[Data extracted from a collection]
:::

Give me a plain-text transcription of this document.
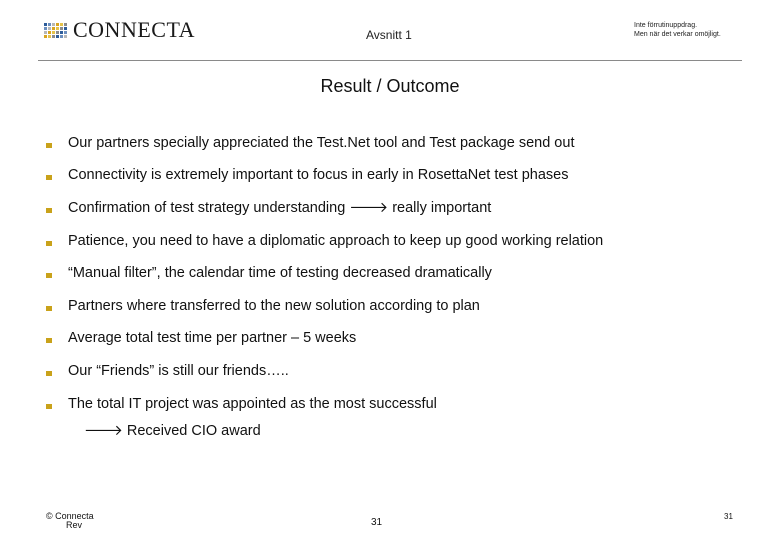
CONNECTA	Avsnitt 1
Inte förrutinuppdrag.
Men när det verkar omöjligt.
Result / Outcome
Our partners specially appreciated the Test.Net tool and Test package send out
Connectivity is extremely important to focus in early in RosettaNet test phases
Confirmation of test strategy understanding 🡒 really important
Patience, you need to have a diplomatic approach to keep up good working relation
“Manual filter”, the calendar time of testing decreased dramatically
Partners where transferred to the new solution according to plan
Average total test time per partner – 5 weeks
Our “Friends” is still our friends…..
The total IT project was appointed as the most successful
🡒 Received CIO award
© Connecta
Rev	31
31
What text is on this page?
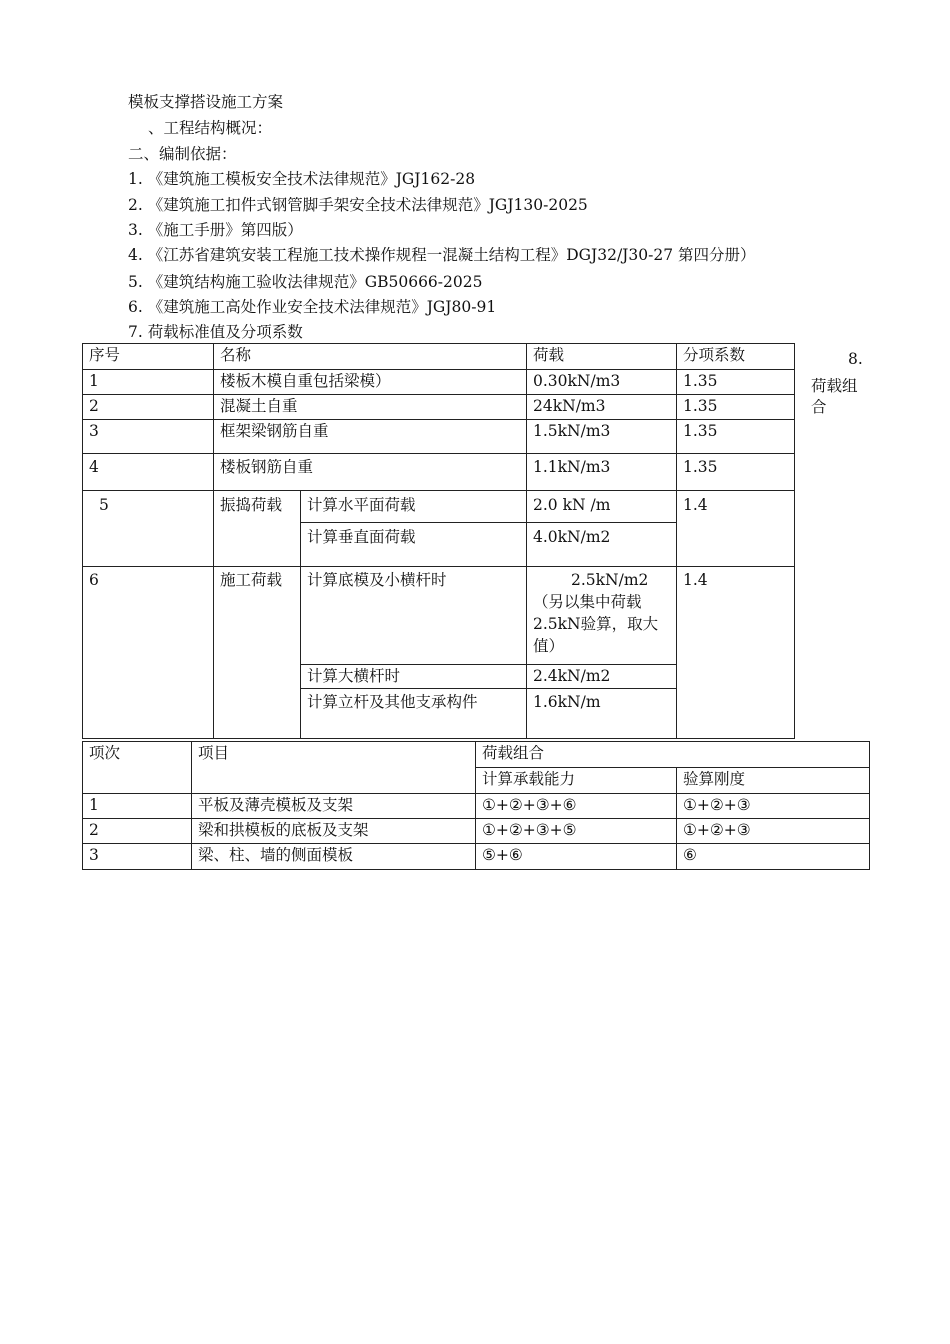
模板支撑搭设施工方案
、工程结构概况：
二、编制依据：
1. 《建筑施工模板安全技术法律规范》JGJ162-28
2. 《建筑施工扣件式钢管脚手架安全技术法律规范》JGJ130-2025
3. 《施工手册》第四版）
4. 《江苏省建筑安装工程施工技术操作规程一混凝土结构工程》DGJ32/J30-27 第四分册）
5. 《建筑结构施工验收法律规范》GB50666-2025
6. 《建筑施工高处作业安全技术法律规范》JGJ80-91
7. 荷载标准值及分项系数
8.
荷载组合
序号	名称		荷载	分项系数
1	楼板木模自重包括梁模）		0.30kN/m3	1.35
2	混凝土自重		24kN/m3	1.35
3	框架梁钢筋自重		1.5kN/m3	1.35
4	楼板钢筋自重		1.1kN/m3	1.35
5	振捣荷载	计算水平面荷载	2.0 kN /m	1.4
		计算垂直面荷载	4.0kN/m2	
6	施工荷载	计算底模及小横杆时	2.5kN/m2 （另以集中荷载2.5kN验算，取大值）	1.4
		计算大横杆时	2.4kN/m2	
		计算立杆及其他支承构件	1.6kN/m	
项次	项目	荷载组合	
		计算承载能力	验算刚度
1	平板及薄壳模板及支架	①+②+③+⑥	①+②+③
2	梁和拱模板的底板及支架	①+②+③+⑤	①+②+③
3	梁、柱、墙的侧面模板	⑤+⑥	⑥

:::

Task description: Leave out the pictures and give the listing above again exactly.

Written solution:
Give me a plain-text transcription of this document.
CONNECTA	Avsnitt 1
Inte förrutinuppdrag.
Men när det verkar omöjligt.
Result / Outcome
Our partners specially appreciated the Test.Net tool and Test package send out
Connectivity is extremely important to focus in early in RosettaNet test phases
Confirmation of test strategy understanding 🡒 really important
Patience, you need to have a diplomatic approach to keep up good working relation
“Manual filter”, the calendar time of testing decreased dramatically
Partners where transferred to the new solution according to plan
Average total test time per partner – 5 weeks
Our “Friends” is still our friends…..
The total IT project was appointed as the most successful
🡒 Received CIO award
© Connecta
Rev	31
31
What text is on this page?
模板支撑搭设施工方案
、工程结构概况：
二、编制依据：
1. 《建筑施工模板安全技术法律规范》JGJ162-28
2. 《建筑施工扣件式钢管脚手架安全技术法律规范》JGJ130-2025
3. 《施工手册》第四版）
4. 《江苏省建筑安装工程施工技术操作规程一混凝土结构工程》DGJ32/J30-27 第四分册）
5. 《建筑结构施工验收法律规范》GB50666-2025
6. 《建筑施工高处作业安全技术法律规范》JGJ80-91
7. 荷载标准值及分项系数
8.
荷载组合
序号	名称		荷载	分项系数
1	楼板木模自重包括梁模）		0.30kN/m3	1.35
2	混凝土自重		24kN/m3	1.35
3	框架梁钢筋自重		1.5kN/m3	1.35
4	楼板钢筋自重		1.1kN/m3	1.35
5	振捣荷载	计算水平面荷载	2.0 kN /m	1.4
		计算垂直面荷载	4.0kN/m2	
6	施工荷载	计算底模及小横杆时	2.5kN/m2 （另以集中荷载2.5kN验算，取大值）	1.4
		计算大横杆时	2.4kN/m2	
		计算立杆及其他支承构件	1.6kN/m	
项次	项目	荷载组合	
		计算承载能力	验算刚度
1	平板及薄壳模板及支架	①+②+③+⑥	①+②+③
2	梁和拱模板的底板及支架	①+②+③+⑤	①+②+③
3	梁、柱、墙的侧面模板	⑤+⑥	⑥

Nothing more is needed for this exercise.